**Data to use:**
┌──

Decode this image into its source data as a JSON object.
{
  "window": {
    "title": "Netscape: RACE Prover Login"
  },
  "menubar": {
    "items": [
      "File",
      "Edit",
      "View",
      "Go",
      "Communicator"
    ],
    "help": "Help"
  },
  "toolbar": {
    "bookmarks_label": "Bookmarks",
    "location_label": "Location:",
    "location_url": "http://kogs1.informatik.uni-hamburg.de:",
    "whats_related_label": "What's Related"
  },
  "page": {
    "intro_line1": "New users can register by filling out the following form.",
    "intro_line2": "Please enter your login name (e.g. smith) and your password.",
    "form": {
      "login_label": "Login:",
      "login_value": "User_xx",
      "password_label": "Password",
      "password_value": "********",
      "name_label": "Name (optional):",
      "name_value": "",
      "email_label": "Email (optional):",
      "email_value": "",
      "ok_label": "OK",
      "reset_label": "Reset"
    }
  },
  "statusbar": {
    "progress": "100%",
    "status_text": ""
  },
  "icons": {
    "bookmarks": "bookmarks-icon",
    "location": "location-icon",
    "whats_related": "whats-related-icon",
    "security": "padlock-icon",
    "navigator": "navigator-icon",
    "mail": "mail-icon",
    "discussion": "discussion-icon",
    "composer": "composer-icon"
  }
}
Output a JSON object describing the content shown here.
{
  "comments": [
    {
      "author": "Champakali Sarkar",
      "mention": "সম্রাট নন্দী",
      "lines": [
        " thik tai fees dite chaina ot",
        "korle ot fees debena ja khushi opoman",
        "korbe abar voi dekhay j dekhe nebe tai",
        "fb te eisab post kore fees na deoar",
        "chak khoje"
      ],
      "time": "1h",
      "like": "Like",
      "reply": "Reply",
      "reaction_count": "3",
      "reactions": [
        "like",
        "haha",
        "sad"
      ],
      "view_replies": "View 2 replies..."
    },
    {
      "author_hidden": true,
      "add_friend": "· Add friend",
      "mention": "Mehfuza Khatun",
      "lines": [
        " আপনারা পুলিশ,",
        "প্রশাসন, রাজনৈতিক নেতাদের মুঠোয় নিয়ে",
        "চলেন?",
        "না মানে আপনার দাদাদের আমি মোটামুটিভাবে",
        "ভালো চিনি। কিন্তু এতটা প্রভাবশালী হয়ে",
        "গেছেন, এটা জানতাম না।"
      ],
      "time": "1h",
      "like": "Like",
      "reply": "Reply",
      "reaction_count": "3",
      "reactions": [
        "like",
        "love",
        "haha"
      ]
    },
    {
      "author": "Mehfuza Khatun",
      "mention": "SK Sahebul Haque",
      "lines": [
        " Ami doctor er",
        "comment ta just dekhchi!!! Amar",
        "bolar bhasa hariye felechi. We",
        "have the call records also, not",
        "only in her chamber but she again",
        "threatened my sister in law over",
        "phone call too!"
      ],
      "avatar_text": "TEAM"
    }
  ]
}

└──

**Prompt:** Every record above needs to be repeated word for word.

**Exercise result:**
Decode this image into its source data as a JSON object.
{
  "window": {
    "title": "Netscape: RACE Prover Login"
  },
  "menubar": {
    "items": [
      "File",
      "Edit",
      "View",
      "Go",
      "Communicator"
    ],
    "help": "Help"
  },
  "toolbar": {
    "bookmarks_label": "Bookmarks",
    "location_label": "Location:",
    "location_url": "http://kogs1.informatik.uni-hamburg.de:",
    "whats_related_label": "What's Related"
  },
  "page": {
    "intro_line1": "New users can register by filling out the following form.",
    "intro_line2": "Please enter your login name (e.g. smith) and your password.",
    "form": {
      "login_label": "Login:",
      "login_value": "User_xx",
      "password_label": "Password",
      "password_value": "********",
      "name_label": "Name (optional):",
      "name_value": "",
      "email_label": "Email (optional):",
      "email_value": "",
      "ok_label": "OK",
      "reset_label": "Reset"
    }
  },
  "statusbar": {
    "progress": "100%",
    "status_text": ""
  },
  "icons": {
    "bookmarks": "bookmarks-icon",
    "location": "location-icon",
    "whats_related": "whats-related-icon",
    "security": "padlock-icon",
    "navigator": "navigator-icon",
    "mail": "mail-icon",
    "discussion": "discussion-icon",
    "composer": "composer-icon"
  }
}
Output a JSON object describing the content shown here.
{
  "comments": [
    {
      "author": "Champakali Sarkar",
      "mention": "সম্রাট নন্দী",
      "lines": [
        " thik tai fees dite chaina ot",
        "korle ot fees debena ja khushi opoman",
        "korbe abar voi dekhay j dekhe nebe tai",
        "fb te eisab post kore fees na deoar",
        "chak khoje"
      ],
      "time": "1h",
      "like": "Like",
      "reply": "Reply",
      "reaction_count": "3",
      "reactions": [
        "like",
        "haha",
        "sad"
      ],
      "view_replies": "View 2 replies..."
    },
    {
      "author_hidden": true,
      "add_friend": "· Add friend",
      "mention": "Mehfuza Khatun",
      "lines": [
        " আপনারা পুলিশ,",
        "প্রশাসন, রাজনৈতিক নেতাদের মুঠোয় নিয়ে",
        "চলেন?",
        "না মানে আপনার দাদাদের আমি মোটামুটিভাবে",
        "ভালো চিনি। কিন্তু এতটা প্রভাবশালী হয়ে",
        "গেছেন, এটা জানতাম না।"
      ],
      "time": "1h",
      "like": "Like",
      "reply": "Reply",
      "reaction_count": "3",
      "reactions": [
        "like",
        "love",
        "haha"
      ]
    },
    {
      "author": "Mehfuza Khatun",
      "mention": "SK Sahebul Haque",
      "lines": [
        " Ami doctor er",
        "comment ta just dekhchi!!! Amar",
        "bolar bhasa hariye felechi. We",
        "have the call records also, not",
        "only in her chamber but she again",
        "threatened my sister in law over",
        "phone call too!"
      ],
      "avatar_text": "TEAM"
    }
  ]
}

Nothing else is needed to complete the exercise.